* **SET PROBLEM**
What is needed here is an exact copy of every entry.

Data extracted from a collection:
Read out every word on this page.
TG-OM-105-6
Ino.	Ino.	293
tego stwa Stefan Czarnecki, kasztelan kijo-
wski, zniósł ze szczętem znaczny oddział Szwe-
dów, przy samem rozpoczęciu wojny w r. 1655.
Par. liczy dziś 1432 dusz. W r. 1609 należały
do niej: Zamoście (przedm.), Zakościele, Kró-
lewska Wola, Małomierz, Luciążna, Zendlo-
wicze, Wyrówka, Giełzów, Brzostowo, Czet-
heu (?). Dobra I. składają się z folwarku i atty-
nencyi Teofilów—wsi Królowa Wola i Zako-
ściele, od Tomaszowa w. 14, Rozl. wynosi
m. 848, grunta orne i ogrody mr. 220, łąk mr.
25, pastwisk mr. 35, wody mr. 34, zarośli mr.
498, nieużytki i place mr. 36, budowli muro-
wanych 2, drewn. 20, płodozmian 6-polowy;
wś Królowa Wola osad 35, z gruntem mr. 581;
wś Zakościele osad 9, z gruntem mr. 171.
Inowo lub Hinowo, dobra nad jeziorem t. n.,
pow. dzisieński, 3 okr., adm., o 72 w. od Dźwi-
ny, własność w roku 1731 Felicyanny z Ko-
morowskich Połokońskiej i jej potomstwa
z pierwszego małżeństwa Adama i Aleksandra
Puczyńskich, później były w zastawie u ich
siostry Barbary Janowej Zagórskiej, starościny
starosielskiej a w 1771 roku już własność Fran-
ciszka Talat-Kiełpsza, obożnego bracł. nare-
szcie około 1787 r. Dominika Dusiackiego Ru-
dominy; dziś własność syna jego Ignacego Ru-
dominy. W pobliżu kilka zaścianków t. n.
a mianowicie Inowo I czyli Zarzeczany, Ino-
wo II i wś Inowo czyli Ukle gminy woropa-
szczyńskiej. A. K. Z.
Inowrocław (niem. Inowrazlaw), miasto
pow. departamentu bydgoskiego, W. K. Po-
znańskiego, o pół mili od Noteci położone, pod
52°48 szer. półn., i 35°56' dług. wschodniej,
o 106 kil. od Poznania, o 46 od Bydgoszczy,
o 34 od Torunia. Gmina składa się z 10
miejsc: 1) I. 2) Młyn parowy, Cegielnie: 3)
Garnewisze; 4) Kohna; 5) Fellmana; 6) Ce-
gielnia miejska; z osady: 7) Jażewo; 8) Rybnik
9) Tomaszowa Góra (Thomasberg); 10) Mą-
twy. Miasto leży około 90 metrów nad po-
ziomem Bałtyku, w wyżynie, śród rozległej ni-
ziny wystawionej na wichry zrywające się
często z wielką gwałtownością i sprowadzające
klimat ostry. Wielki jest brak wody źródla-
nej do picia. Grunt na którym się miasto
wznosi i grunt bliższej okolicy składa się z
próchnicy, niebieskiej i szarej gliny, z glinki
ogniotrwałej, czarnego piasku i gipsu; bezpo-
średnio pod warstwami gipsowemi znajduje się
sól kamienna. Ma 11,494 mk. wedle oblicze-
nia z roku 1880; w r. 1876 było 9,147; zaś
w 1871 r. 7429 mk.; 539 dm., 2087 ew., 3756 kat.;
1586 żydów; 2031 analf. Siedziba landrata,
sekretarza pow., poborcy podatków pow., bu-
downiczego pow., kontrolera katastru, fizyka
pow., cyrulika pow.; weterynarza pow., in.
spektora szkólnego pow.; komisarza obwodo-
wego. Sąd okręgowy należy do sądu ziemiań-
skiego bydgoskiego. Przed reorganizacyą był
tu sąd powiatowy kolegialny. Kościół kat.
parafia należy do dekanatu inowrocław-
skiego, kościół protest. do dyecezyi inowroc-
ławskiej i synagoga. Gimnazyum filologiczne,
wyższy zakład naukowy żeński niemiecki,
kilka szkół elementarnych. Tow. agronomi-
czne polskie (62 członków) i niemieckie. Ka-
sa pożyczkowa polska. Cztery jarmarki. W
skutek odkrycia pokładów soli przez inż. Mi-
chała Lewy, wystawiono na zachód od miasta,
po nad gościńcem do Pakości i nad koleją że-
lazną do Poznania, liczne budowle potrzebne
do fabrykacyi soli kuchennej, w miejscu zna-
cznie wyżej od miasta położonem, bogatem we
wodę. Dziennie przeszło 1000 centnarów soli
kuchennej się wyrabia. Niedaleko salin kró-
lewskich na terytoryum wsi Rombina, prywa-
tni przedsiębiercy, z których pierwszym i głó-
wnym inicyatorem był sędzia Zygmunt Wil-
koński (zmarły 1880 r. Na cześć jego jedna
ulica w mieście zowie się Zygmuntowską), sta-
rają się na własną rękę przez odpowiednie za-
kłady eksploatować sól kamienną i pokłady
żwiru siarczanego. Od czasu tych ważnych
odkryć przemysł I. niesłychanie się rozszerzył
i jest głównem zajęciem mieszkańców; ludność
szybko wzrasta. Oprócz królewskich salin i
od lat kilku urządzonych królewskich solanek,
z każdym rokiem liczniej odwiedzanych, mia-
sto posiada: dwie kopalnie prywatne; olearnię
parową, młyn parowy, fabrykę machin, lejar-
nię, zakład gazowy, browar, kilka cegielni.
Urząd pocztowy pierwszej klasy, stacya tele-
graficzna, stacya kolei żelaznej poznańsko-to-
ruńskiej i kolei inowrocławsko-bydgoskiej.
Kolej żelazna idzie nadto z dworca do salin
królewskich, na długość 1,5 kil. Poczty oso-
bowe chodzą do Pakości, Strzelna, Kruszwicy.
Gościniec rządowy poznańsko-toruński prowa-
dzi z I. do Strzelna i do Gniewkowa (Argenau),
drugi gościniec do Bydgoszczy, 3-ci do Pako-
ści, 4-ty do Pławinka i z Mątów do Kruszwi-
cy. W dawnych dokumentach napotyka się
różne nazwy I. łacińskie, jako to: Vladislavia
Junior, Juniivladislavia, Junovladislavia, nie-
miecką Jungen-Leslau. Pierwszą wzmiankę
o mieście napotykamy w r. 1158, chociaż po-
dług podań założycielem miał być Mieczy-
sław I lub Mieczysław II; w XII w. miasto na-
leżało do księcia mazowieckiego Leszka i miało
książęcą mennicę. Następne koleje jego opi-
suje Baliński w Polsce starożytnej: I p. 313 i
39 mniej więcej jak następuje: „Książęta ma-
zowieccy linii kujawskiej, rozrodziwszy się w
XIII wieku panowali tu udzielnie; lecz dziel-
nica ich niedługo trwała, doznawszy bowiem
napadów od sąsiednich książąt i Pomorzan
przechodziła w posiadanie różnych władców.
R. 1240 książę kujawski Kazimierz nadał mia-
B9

* **ANSWER TO THE PROBLEM**
Read out every word on this page.
TG-OM-105-6
Ino.	Ino.	293
tego stwa Stefan Czarnecki, kasztelan kijo-
wski, zniósł ze szczętem znaczny oddział Szwe-
dów, przy samem rozpoczęciu wojny w r. 1655.
Par. liczy dziś 1432 dusz. W r. 1609 należały
do niej: Zamoście (przedm.), Zakościele, Kró-
lewska Wola, Małomierz, Luciążna, Zendlo-
wicze, Wyrówka, Giełzów, Brzostowo, Czet-
heu (?). Dobra I. składają się z folwarku i atty-
nencyi Teofilów—wsi Królowa Wola i Zako-
ściele, od Tomaszowa w. 14, Rozl. wynosi
m. 848, grunta orne i ogrody mr. 220, łąk mr.
25, pastwisk mr. 35, wody mr. 34, zarośli mr.
498, nieużytki i place mr. 36, budowli muro-
wanych 2, drewn. 20, płodozmian 6-polowy;
wś Królowa Wola osad 35, z gruntem mr. 581;
wś Zakościele osad 9, z gruntem mr. 171.
Inowo lub Hinowo, dobra nad jeziorem t. n.,
pow. dzisieński, 3 okr., adm., o 72 w. od Dźwi-
ny, własność w roku 1731 Felicyanny z Ko-
morowskich Połokońskiej i jej potomstwa
z pierwszego małżeństwa Adama i Aleksandra
Puczyńskich, później były w zastawie u ich
siostry Barbary Janowej Zagórskiej, starościny
starosielskiej a w 1771 roku już własność Fran-
ciszka Talat-Kiełpsza, obożnego bracł. nare-
szcie około 1787 r. Dominika Dusiackiego Ru-
dominy; dziś własność syna jego Ignacego Ru-
dominy. W pobliżu kilka zaścianków t. n.
a mianowicie Inowo I czyli Zarzeczany, Ino-
wo II i wś Inowo czyli Ukle gminy woropa-
szczyńskiej. A. K. Z.
Inowrocław (niem. Inowrazlaw), miasto
pow. departamentu bydgoskiego, W. K. Po-
znańskiego, o pół mili od Noteci położone, pod
52°48 szer. półn., i 35°56' dług. wschodniej,
o 106 kil. od Poznania, o 46 od Bydgoszczy,
o 34 od Torunia. Gmina składa się z 10
miejsc: 1) I. 2) Młyn parowy, Cegielnie: 3)
Garnewisze; 4) Kohna; 5) Fellmana; 6) Ce-
gielnia miejska; z osady: 7) Jażewo; 8) Rybnik
9) Tomaszowa Góra (Thomasberg); 10) Mą-
twy. Miasto leży około 90 metrów nad po-
ziomem Bałtyku, w wyżynie, śród rozległej ni-
ziny wystawionej na wichry zrywające się
często z wielką gwałtownością i sprowadzające
klimat ostry. Wielki jest brak wody źródla-
nej do picia. Grunt na którym się miasto
wznosi i grunt bliższej okolicy składa się z
próchnicy, niebieskiej i szarej gliny, z glinki
ogniotrwałej, czarnego piasku i gipsu; bezpo-
średnio pod warstwami gipsowemi znajduje się
sól kamienna. Ma 11,494 mk. wedle oblicze-
nia z roku 1880; w r. 1876 było 9,147; zaś
w 1871 r. 7429 mk.; 539 dm., 2087 ew., 3756 kat.;
1586 żydów; 2031 analf. Siedziba landrata,
sekretarza pow., poborcy podatków pow., bu-
downiczego pow., kontrolera katastru, fizyka
pow., cyrulika pow.; weterynarza pow., in.
spektora szkólnego pow.; komisarza obwodo-
wego. Sąd okręgowy należy do sądu ziemiań-
skiego bydgoskiego. Przed reorganizacyą był
tu sąd powiatowy kolegialny. Kościół kat.
parafia należy do dekanatu inowrocław-
skiego, kościół protest. do dyecezyi inowroc-
ławskiej i synagoga. Gimnazyum filologiczne,
wyższy zakład naukowy żeński niemiecki,
kilka szkół elementarnych. Tow. agronomi-
czne polskie (62 członków) i niemieckie. Ka-
sa pożyczkowa polska. Cztery jarmarki. W
skutek odkrycia pokładów soli przez inż. Mi-
chała Lewy, wystawiono na zachód od miasta,
po nad gościńcem do Pakości i nad koleją że-
lazną do Poznania, liczne budowle potrzebne
do fabrykacyi soli kuchennej, w miejscu zna-
cznie wyżej od miasta położonem, bogatem we
wodę. Dziennie przeszło 1000 centnarów soli
kuchennej się wyrabia. Niedaleko salin kró-
lewskich na terytoryum wsi Rombina, prywa-
tni przedsiębiercy, z których pierwszym i głó-
wnym inicyatorem był sędzia Zygmunt Wil-
koński (zmarły 1880 r. Na cześć jego jedna
ulica w mieście zowie się Zygmuntowską), sta-
rają się na własną rękę przez odpowiednie za-
kłady eksploatować sól kamienną i pokłady
żwiru siarczanego. Od czasu tych ważnych
odkryć przemysł I. niesłychanie się rozszerzył
i jest głównem zajęciem mieszkańców; ludność
szybko wzrasta. Oprócz królewskich salin i
od lat kilku urządzonych królewskich solanek,
z każdym rokiem liczniej odwiedzanych, mia-
sto posiada: dwie kopalnie prywatne; olearnię
parową, młyn parowy, fabrykę machin, lejar-
nię, zakład gazowy, browar, kilka cegielni.
Urząd pocztowy pierwszej klasy, stacya tele-
graficzna, stacya kolei żelaznej poznańsko-to-
ruńskiej i kolei inowrocławsko-bydgoskiej.
Kolej żelazna idzie nadto z dworca do salin
królewskich, na długość 1,5 kil. Poczty oso-
bowe chodzą do Pakości, Strzelna, Kruszwicy.
Gościniec rządowy poznańsko-toruński prowa-
dzi z I. do Strzelna i do Gniewkowa (Argenau),
drugi gościniec do Bydgoszczy, 3-ci do Pako-
ści, 4-ty do Pławinka i z Mątów do Kruszwi-
cy. W dawnych dokumentach napotyka się
różne nazwy I. łacińskie, jako to: Vladislavia
Junior, Juniivladislavia, Junovladislavia, nie-
miecką Jungen-Leslau. Pierwszą wzmiankę
o mieście napotykamy w r. 1158, chociaż po-
dług podań założycielem miał być Mieczy-
sław I lub Mieczysław II; w XII w. miasto na-
leżało do księcia mazowieckiego Leszka i miało
książęcą mennicę. Następne koleje jego opi-
suje Baliński w Polsce starożytnej: I p. 313 i
39 mniej więcej jak następuje: „Książęta ma-
zowieccy linii kujawskiej, rozrodziwszy się w
XIII wieku panowali tu udzielnie; lecz dziel-
nica ich niedługo trwała, doznawszy bowiem
napadów od sąsiednich książąt i Pomorzan
przechodziła w posiadanie różnych władców.
R. 1240 książę kujawski Kazimierz nadał mia-
B9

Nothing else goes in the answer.